=== EXERCISE GOAL ===
The records sit below this line. Repeat all of them exactly.

======== INPUT FOR THIS TASK ========

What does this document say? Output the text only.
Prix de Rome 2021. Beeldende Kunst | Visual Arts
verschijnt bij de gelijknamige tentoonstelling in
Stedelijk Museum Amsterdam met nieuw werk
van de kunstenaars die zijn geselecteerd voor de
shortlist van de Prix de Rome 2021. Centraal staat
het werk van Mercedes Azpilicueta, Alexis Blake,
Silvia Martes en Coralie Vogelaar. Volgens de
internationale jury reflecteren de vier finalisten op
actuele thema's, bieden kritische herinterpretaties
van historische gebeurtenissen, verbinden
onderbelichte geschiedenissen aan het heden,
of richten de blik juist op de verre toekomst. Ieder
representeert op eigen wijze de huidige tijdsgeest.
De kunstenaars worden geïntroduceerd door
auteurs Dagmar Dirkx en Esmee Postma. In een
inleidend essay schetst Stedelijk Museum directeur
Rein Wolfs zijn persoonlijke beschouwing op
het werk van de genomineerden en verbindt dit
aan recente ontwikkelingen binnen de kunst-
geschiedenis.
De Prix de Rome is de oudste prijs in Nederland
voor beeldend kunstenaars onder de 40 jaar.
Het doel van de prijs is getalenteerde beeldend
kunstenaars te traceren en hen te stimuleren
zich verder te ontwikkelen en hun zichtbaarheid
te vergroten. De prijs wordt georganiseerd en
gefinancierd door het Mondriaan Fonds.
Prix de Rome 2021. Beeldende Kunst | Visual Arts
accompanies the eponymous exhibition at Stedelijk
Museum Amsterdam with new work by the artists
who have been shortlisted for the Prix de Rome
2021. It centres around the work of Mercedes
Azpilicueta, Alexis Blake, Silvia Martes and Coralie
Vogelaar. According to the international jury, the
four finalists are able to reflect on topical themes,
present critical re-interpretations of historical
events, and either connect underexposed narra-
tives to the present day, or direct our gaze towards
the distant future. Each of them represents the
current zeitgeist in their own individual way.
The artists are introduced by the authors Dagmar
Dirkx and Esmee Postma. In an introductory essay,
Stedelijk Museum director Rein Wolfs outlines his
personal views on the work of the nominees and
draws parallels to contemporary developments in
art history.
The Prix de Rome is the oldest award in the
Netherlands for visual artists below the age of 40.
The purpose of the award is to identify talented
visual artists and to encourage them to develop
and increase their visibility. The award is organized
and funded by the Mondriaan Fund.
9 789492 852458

========

=== SOLUTION TO THIS TASK ===
What does this document say? Output the text only.
Prix de Rome 2021. Beeldende Kunst | Visual Arts
verschijnt bij de gelijknamige tentoonstelling in
Stedelijk Museum Amsterdam met nieuw werk
van de kunstenaars die zijn geselecteerd voor de
shortlist van de Prix de Rome 2021. Centraal staat
het werk van Mercedes Azpilicueta, Alexis Blake,
Silvia Martes en Coralie Vogelaar. Volgens de
internationale jury reflecteren de vier finalisten op
actuele thema's, bieden kritische herinterpretaties
van historische gebeurtenissen, verbinden
onderbelichte geschiedenissen aan het heden,
of richten de blik juist op de verre toekomst. Ieder
representeert op eigen wijze de huidige tijdsgeest.
De kunstenaars worden geïntroduceerd door
auteurs Dagmar Dirkx en Esmee Postma. In een
inleidend essay schetst Stedelijk Museum directeur
Rein Wolfs zijn persoonlijke beschouwing op
het werk van de genomineerden en verbindt dit
aan recente ontwikkelingen binnen de kunst-
geschiedenis.
De Prix de Rome is de oudste prijs in Nederland
voor beeldend kunstenaars onder de 40 jaar.
Het doel van de prijs is getalenteerde beeldend
kunstenaars te traceren en hen te stimuleren
zich verder te ontwikkelen en hun zichtbaarheid
te vergroten. De prijs wordt georganiseerd en
gefinancierd door het Mondriaan Fonds.
Prix de Rome 2021. Beeldende Kunst | Visual Arts
accompanies the eponymous exhibition at Stedelijk
Museum Amsterdam with new work by the artists
who have been shortlisted for the Prix de Rome
2021. It centres around the work of Mercedes
Azpilicueta, Alexis Blake, Silvia Martes and Coralie
Vogelaar. According to the international jury, the
four finalists are able to reflect on topical themes,
present critical re-interpretations of historical
events, and either connect underexposed narra-
tives to the present day, or direct our gaze towards
the distant future. Each of them represents the
current zeitgeist in their own individual way.
The artists are introduced by the authors Dagmar
Dirkx and Esmee Postma. In an introductory essay,
Stedelijk Museum director Rein Wolfs outlines his
personal views on the work of the nominees and
draws parallels to contemporary developments in
art history.
The Prix de Rome is the oldest award in the
Netherlands for visual artists below the age of 40.
The purpose of the award is to identify talented
visual artists and to encourage them to develop
and increase their visibility. The award is organized
and funded by the Mondriaan Fund.
9 789492 852458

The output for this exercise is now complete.